[Data excerpts]
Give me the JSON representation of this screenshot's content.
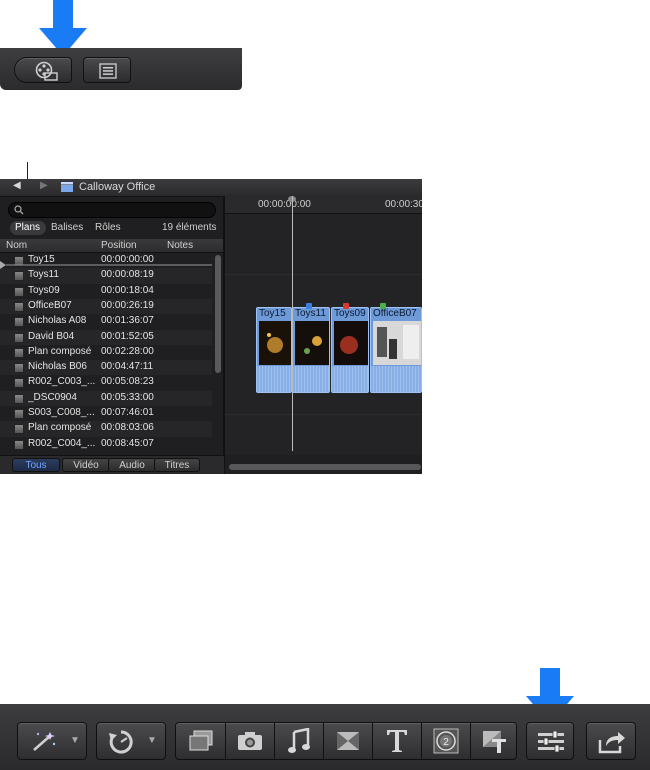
{
  "timeline_index": {
    "project_title": "Calloway Office",
    "search": {
      "placeholder": ""
    },
    "tabs": [
      "Plans",
      "Balises",
      "Rôles"
    ],
    "item_count": "19 éléments",
    "columns": [
      "Nom",
      "Position",
      "Notes"
    ],
    "rows": [
      {
        "name": "Toy15",
        "position": "00:00:00:00"
      },
      {
        "name": "Toys11",
        "position": "00:00:08:19"
      },
      {
        "name": "Toys09",
        "position": "00:00:18:04"
      },
      {
        "name": "OfficeB07",
        "position": "00:00:26:19"
      },
      {
        "name": "Nicholas A08",
        "position": "00:01:36:07"
      },
      {
        "name": "David B04",
        "position": "00:01:52:05"
      },
      {
        "name": "Plan composé",
        "position": "00:02:28:00"
      },
      {
        "name": "Nicholas B06",
        "position": "00:04:47:11"
      },
      {
        "name": "R002_C003_...",
        "position": "00:05:08:23"
      },
      {
        "name": "_DSC0904",
        "position": "00:05:33:00"
      },
      {
        "name": "S003_C008_...",
        "position": "00:07:46:01"
      },
      {
        "name": "Plan composé",
        "position": "00:08:03:06"
      },
      {
        "name": "R002_C004_...",
        "position": "00:08:45:07"
      }
    ],
    "filter_tabs": [
      "Tous",
      "Vidéo",
      "Audio",
      "Titres"
    ],
    "selected_filter": "Tous"
  },
  "timeline": {
    "timecodes": [
      "00:00:00:00",
      "00:00:30"
    ],
    "clips": [
      "Toy15",
      "Toys11",
      "Toys09",
      "OfficeB07"
    ]
  },
  "colors": {
    "callout_arrow": "#1a7cf5",
    "clip_fill": "#6e9ad8",
    "selected_tab_text": "#6fa3ff"
  },
  "icons": {
    "top_toolbar": [
      "film-reel-icon",
      "index-list-icon"
    ],
    "bottom_toolbar": [
      "magic-wand-icon",
      "retime-icon",
      "video-effects-icon",
      "photo-icon",
      "music-icon",
      "transitions-icon",
      "title-icon",
      "generator-icon",
      "theme-icon",
      "inspector-sliders-icon",
      "share-icon"
    ]
  }
}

Task to complete = Using the material above, return every line exactly as it appears, minus the pictures.

Solution =
Give me the JSON representation of this screenshot's content.
{
  "timeline_index": {
    "project_title": "Calloway Office",
    "search": {
      "placeholder": ""
    },
    "tabs": [
      "Plans",
      "Balises",
      "Rôles"
    ],
    "item_count": "19 éléments",
    "columns": [
      "Nom",
      "Position",
      "Notes"
    ],
    "rows": [
      {
        "name": "Toy15",
        "position": "00:00:00:00"
      },
      {
        "name": "Toys11",
        "position": "00:00:08:19"
      },
      {
        "name": "Toys09",
        "position": "00:00:18:04"
      },
      {
        "name": "OfficeB07",
        "position": "00:00:26:19"
      },
      {
        "name": "Nicholas A08",
        "position": "00:01:36:07"
      },
      {
        "name": "David B04",
        "position": "00:01:52:05"
      },
      {
        "name": "Plan composé",
        "position": "00:02:28:00"
      },
      {
        "name": "Nicholas B06",
        "position": "00:04:47:11"
      },
      {
        "name": "R002_C003_...",
        "position": "00:05:08:23"
      },
      {
        "name": "_DSC0904",
        "position": "00:05:33:00"
      },
      {
        "name": "S003_C008_...",
        "position": "00:07:46:01"
      },
      {
        "name": "Plan composé",
        "position": "00:08:03:06"
      },
      {
        "name": "R002_C004_...",
        "position": "00:08:45:07"
      }
    ],
    "filter_tabs": [
      "Tous",
      "Vidéo",
      "Audio",
      "Titres"
    ],
    "selected_filter": "Tous"
  },
  "timeline": {
    "timecodes": [
      "00:00:00:00",
      "00:00:30"
    ],
    "clips": [
      "Toy15",
      "Toys11",
      "Toys09",
      "OfficeB07"
    ]
  },
  "colors": {
    "callout_arrow": "#1a7cf5",
    "clip_fill": "#6e9ad8",
    "selected_tab_text": "#6fa3ff"
  },
  "icons": {
    "top_toolbar": [
      "film-reel-icon",
      "index-list-icon"
    ],
    "bottom_toolbar": [
      "magic-wand-icon",
      "retime-icon",
      "video-effects-icon",
      "photo-icon",
      "music-icon",
      "transitions-icon",
      "title-icon",
      "generator-icon",
      "theme-icon",
      "inspector-sliders-icon",
      "share-icon"
    ]
  }
}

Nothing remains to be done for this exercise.